* _Passage to read_:
******************************

# Comparing Object Detection Models for Video

In this tutorial we'll demonstrate how to use Pixeltable to do frame-by-frame object detection, made simple through Pixeltable's video-related functionality:
* automatic frame extraction
* running complex functions against frames (in this case, an object detection model)
* reassembling frames back into videos

We'll be working with a single video file (from Pixeltable's test data directory). Let's download that now:

In [None]:
import urllib.request

download_url = 'https://raw.github.com/pixeltable/pixeltable/master/docs/source/data/bangkok.mp4'
filename, _ = urllib.request.urlretrieve(download_url)

In [None]:
from IPython.display import display, HTML
display(HTML("<style>.container { width:100% !important; }</style>"))

## Creating a tutorial directory and table

In Pixeltable, all data resides in tables, which in turn located inside directories.

Let's start by creating a client and a `video_tutorial` directory:

In [None]:
import pixeltable as pxt

cl = pxt.Client()
cl.create_dir('model_comparison', ignore_errors=True)

We create a table for our videos, with a single column:

In [None]:
video_path = 'model_comparison.videos'
frame_path = 'model_comparison.frames'
cl.drop_table(frame_path, ignore_errors=True)
cl.drop_table(video_path, ignore_errors=True)

******************************

Items listed in a dataset:

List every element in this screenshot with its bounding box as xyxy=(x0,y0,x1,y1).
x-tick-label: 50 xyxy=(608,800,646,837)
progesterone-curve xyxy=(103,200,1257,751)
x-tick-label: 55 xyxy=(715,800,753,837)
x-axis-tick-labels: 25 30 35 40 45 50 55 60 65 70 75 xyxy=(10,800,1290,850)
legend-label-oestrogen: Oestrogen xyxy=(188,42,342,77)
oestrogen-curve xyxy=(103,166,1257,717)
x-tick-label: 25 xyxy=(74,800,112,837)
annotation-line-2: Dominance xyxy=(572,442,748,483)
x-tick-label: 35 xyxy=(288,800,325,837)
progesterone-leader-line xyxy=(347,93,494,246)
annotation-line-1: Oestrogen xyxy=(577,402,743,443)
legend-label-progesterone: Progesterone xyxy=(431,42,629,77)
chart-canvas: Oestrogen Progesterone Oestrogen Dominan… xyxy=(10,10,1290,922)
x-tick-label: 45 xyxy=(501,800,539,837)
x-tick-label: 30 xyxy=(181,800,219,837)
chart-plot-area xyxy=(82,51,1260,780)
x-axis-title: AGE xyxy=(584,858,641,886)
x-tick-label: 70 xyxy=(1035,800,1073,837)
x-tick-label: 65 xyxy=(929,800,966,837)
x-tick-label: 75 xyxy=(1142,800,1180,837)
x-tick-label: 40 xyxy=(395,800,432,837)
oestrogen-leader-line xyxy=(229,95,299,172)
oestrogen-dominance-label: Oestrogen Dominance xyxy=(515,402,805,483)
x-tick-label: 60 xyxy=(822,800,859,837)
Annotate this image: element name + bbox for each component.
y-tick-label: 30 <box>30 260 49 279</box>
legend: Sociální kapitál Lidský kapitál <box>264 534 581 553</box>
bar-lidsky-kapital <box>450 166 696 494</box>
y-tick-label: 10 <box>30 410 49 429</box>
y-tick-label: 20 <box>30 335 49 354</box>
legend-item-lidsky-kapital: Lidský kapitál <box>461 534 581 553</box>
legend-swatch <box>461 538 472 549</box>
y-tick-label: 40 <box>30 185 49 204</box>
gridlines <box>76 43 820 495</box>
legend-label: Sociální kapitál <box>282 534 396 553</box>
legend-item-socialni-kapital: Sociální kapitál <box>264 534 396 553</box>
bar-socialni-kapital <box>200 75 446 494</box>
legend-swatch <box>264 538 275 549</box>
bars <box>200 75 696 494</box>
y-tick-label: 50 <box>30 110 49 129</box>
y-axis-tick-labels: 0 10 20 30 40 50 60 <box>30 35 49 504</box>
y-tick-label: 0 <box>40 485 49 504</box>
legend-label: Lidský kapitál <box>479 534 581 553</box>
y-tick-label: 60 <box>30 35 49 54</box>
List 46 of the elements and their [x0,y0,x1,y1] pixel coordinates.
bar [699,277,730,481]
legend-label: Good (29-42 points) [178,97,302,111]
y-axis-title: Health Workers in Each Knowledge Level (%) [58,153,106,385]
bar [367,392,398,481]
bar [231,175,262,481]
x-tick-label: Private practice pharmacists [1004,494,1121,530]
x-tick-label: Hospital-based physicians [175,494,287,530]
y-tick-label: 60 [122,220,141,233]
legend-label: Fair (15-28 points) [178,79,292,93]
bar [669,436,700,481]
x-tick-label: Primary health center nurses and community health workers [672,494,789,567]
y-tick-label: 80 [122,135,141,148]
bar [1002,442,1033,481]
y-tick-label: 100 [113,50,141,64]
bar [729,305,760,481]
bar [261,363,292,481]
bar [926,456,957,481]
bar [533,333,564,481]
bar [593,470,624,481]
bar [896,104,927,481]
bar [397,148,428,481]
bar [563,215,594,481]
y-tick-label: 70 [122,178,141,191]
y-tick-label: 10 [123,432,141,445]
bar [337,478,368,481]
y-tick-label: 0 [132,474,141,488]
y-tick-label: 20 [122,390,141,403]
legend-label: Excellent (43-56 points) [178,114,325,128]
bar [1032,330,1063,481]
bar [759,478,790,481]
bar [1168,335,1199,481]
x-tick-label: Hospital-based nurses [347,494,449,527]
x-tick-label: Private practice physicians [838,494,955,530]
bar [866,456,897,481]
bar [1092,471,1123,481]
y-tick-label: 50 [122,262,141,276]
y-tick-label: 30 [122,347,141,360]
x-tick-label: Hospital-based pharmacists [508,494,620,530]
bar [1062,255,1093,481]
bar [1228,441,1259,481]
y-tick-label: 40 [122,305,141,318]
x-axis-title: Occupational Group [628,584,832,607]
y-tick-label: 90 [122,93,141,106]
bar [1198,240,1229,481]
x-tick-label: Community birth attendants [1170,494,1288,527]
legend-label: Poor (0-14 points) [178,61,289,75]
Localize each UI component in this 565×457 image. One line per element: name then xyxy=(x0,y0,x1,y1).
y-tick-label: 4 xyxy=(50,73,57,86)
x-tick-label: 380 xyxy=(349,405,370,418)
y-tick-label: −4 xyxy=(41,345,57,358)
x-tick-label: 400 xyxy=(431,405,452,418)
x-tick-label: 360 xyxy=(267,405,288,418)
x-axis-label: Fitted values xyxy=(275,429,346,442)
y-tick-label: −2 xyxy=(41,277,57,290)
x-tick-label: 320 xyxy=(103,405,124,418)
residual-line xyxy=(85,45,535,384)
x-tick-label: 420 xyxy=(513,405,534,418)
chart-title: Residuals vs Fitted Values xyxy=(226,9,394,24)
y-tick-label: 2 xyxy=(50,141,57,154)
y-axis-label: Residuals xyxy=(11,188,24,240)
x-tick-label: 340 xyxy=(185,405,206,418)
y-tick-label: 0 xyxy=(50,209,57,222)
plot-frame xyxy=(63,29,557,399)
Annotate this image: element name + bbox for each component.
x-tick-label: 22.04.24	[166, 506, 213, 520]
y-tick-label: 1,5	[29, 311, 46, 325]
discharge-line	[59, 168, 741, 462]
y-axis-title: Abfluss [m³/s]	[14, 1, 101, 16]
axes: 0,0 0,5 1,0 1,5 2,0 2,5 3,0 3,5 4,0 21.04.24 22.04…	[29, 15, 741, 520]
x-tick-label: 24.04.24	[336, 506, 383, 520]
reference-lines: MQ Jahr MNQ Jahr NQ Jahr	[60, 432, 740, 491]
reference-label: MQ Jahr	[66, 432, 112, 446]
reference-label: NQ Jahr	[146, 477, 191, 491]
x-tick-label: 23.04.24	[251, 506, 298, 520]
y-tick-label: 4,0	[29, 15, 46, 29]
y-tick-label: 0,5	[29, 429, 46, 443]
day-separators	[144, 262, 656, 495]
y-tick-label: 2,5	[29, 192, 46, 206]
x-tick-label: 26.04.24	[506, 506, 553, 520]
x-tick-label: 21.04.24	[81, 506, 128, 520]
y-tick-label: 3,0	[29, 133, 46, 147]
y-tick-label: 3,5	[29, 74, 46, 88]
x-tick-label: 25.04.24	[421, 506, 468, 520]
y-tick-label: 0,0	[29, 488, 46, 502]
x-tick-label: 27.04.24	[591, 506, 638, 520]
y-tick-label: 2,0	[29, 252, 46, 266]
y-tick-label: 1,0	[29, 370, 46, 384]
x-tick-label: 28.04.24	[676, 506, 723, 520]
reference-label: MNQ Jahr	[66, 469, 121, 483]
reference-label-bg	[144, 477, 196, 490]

******************************

* _What is asked_:
**a.** In the Pixeltable object detection tutorial, where does all data reside?
**b.** Continue the Pixeltable object detection tutorial from the point where it stops.

* _The results_:
**a.** All data resides in tables, which are located inside directories.

**b.**
v = cl.create_table(video_path, {'video': pxt.VideoType()})

In order to interact with the frames, we take advantage of Pixeltable's component view concept: we create a "view" of our video table that contains one row for each frame. Pixeltable provides the built-in `FrameIterator` class for this.

In [None]:
from pixeltable.iterators import FrameIterator
args = {'video': v.video, 'fps': 0}
f = cl.create_view(frame_path, v, iterator_class=FrameIterator, iterator_args=args)

The `fps` parameter determines the frame rate, with `0` indicating the native frame rate.

Running this creates a view with six columns:
- `frame_idx`, `pos_msec`, `pos_frame` and `frame` are created by the `FrameIterator` class.
- `pos` is a system column in every component view
- `video` is the column for our base table (all base table columns are visible in the view, to facilitate querying)

Note that you could create additional views on the `videos` table, each with its own frame rate.

In [None]:
f

We now insert a single row containing the name of the video file we just downloaded, which is expanded into 462 frames/rows in the `frames` view.

In general, `insert()` takes as its first argument a list of rows, each of which is a dictionary mapping column names to column values.

In [None]:
v.insert([{'video': filename}])

We loaded a video that shows a busy intersection in Bangkok. Let's look at the first frame:

In [None]:
f.where(f.pos == 200).select(f.frame, f.frame.width, f.frame.height).show(1)

When we create the `frames` view, Pixeltable does not physically store the frames. Instead, Pixeltable re-extracts the frames on retrieval using the `pos` column value, which can be done very efficiently and avoids any storage overhead (which would be very substantial for video frames).

## Object detection with Pixeltable

Pixeltable comes pre-packaged with a number of object detection models. We're going to explore one from the YoloX family.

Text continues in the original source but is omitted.